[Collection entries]
****

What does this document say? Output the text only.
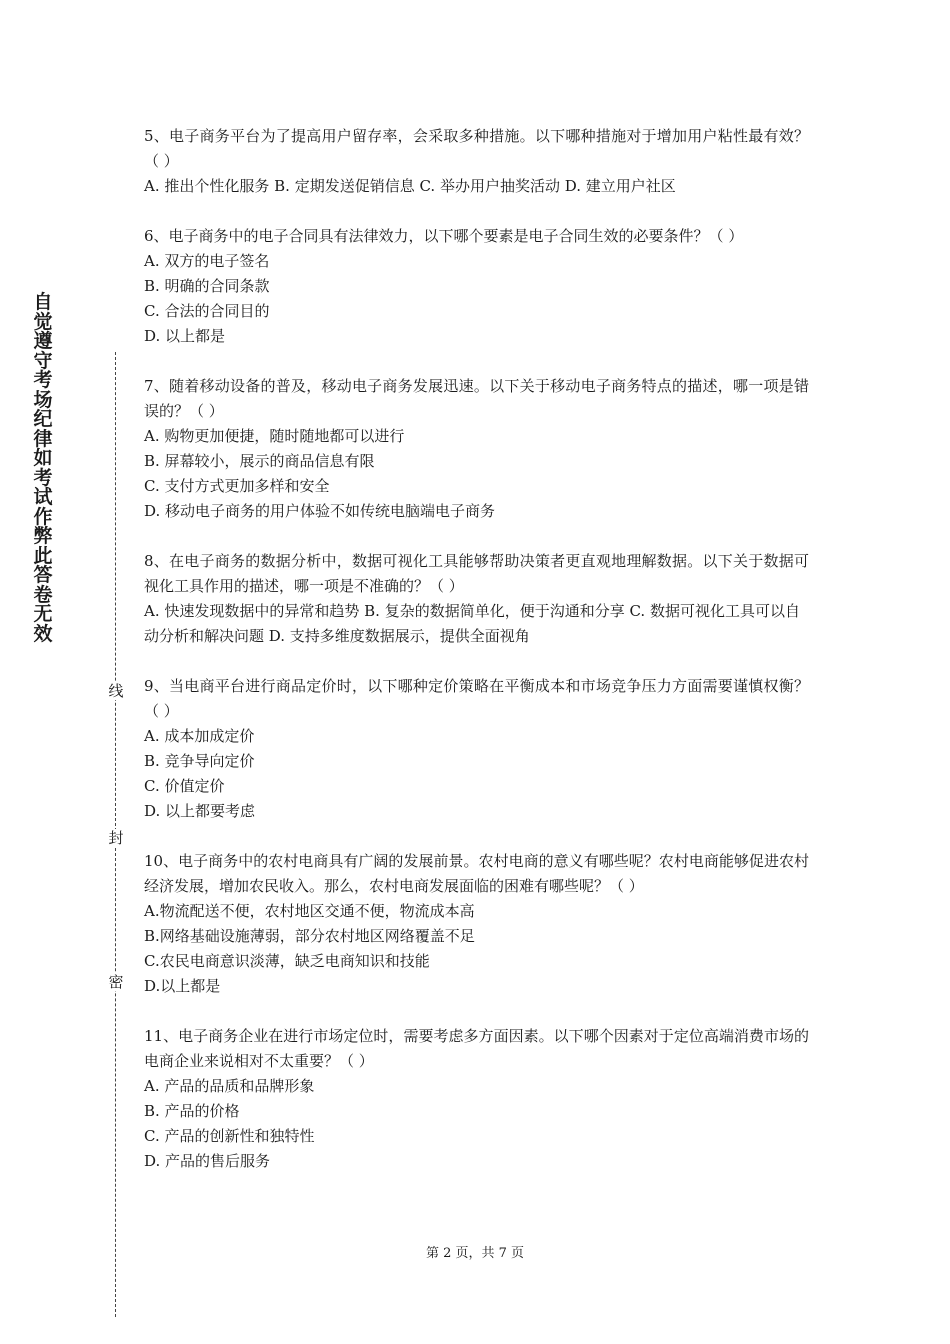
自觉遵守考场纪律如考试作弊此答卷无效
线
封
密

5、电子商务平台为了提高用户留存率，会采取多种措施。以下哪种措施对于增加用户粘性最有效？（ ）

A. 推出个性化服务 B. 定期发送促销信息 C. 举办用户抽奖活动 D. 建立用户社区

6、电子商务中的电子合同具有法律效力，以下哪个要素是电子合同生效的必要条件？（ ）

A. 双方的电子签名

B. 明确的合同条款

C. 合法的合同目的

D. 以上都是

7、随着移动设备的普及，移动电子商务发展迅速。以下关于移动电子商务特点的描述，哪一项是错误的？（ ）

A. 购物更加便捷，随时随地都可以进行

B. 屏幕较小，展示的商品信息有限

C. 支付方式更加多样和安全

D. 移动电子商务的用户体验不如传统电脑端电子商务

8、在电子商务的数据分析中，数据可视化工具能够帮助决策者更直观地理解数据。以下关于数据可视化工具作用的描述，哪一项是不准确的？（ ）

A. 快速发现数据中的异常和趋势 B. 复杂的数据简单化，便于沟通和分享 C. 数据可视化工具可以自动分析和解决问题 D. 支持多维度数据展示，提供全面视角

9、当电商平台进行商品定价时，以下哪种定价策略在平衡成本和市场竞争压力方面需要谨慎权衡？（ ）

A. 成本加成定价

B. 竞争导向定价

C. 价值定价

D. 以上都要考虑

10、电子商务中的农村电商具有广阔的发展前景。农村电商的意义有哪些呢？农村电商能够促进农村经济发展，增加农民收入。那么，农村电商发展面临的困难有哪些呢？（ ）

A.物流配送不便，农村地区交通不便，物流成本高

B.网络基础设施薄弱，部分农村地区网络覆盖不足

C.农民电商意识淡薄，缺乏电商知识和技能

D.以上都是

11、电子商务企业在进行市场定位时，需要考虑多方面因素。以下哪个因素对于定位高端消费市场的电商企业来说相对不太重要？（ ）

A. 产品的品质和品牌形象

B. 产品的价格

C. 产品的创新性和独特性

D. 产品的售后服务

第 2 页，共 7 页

****

* [Task goal]: Transcribe the preceding listing in its entirety and with exact wording, leaving out pictures.

* [Result for this task]:
What does this document say? Output the text only.
自觉遵守考场纪律如考试作弊此答卷无效
线
封
密

5、电子商务平台为了提高用户留存率，会采取多种措施。以下哪种措施对于增加用户粘性最有效？（ ）

A. 推出个性化服务 B. 定期发送促销信息 C. 举办用户抽奖活动 D. 建立用户社区

6、电子商务中的电子合同具有法律效力，以下哪个要素是电子合同生效的必要条件？（ ）

A. 双方的电子签名

B. 明确的合同条款

C. 合法的合同目的

D. 以上都是

7、随着移动设备的普及，移动电子商务发展迅速。以下关于移动电子商务特点的描述，哪一项是错误的？（ ）

A. 购物更加便捷，随时随地都可以进行

B. 屏幕较小，展示的商品信息有限

C. 支付方式更加多样和安全

D. 移动电子商务的用户体验不如传统电脑端电子商务

8、在电子商务的数据分析中，数据可视化工具能够帮助决策者更直观地理解数据。以下关于数据可视化工具作用的描述，哪一项是不准确的？（ ）

A. 快速发现数据中的异常和趋势 B. 复杂的数据简单化，便于沟通和分享 C. 数据可视化工具可以自动分析和解决问题 D. 支持多维度数据展示，提供全面视角

9、当电商平台进行商品定价时，以下哪种定价策略在平衡成本和市场竞争压力方面需要谨慎权衡？（ ）

A. 成本加成定价

B. 竞争导向定价

C. 价值定价

D. 以上都要考虑

10、电子商务中的农村电商具有广阔的发展前景。农村电商的意义有哪些呢？农村电商能够促进农村经济发展，增加农民收入。那么，农村电商发展面临的困难有哪些呢？（ ）

A.物流配送不便，农村地区交通不便，物流成本高

B.网络基础设施薄弱，部分农村地区网络覆盖不足

C.农民电商意识淡薄，缺乏电商知识和技能

D.以上都是

11、电子商务企业在进行市场定位时，需要考虑多方面因素。以下哪个因素对于定位高端消费市场的电商企业来说相对不太重要？（ ）

A. 产品的品质和品牌形象

B. 产品的价格

C. 产品的创新性和独特性

D. 产品的售后服务

第 2 页，共 7 页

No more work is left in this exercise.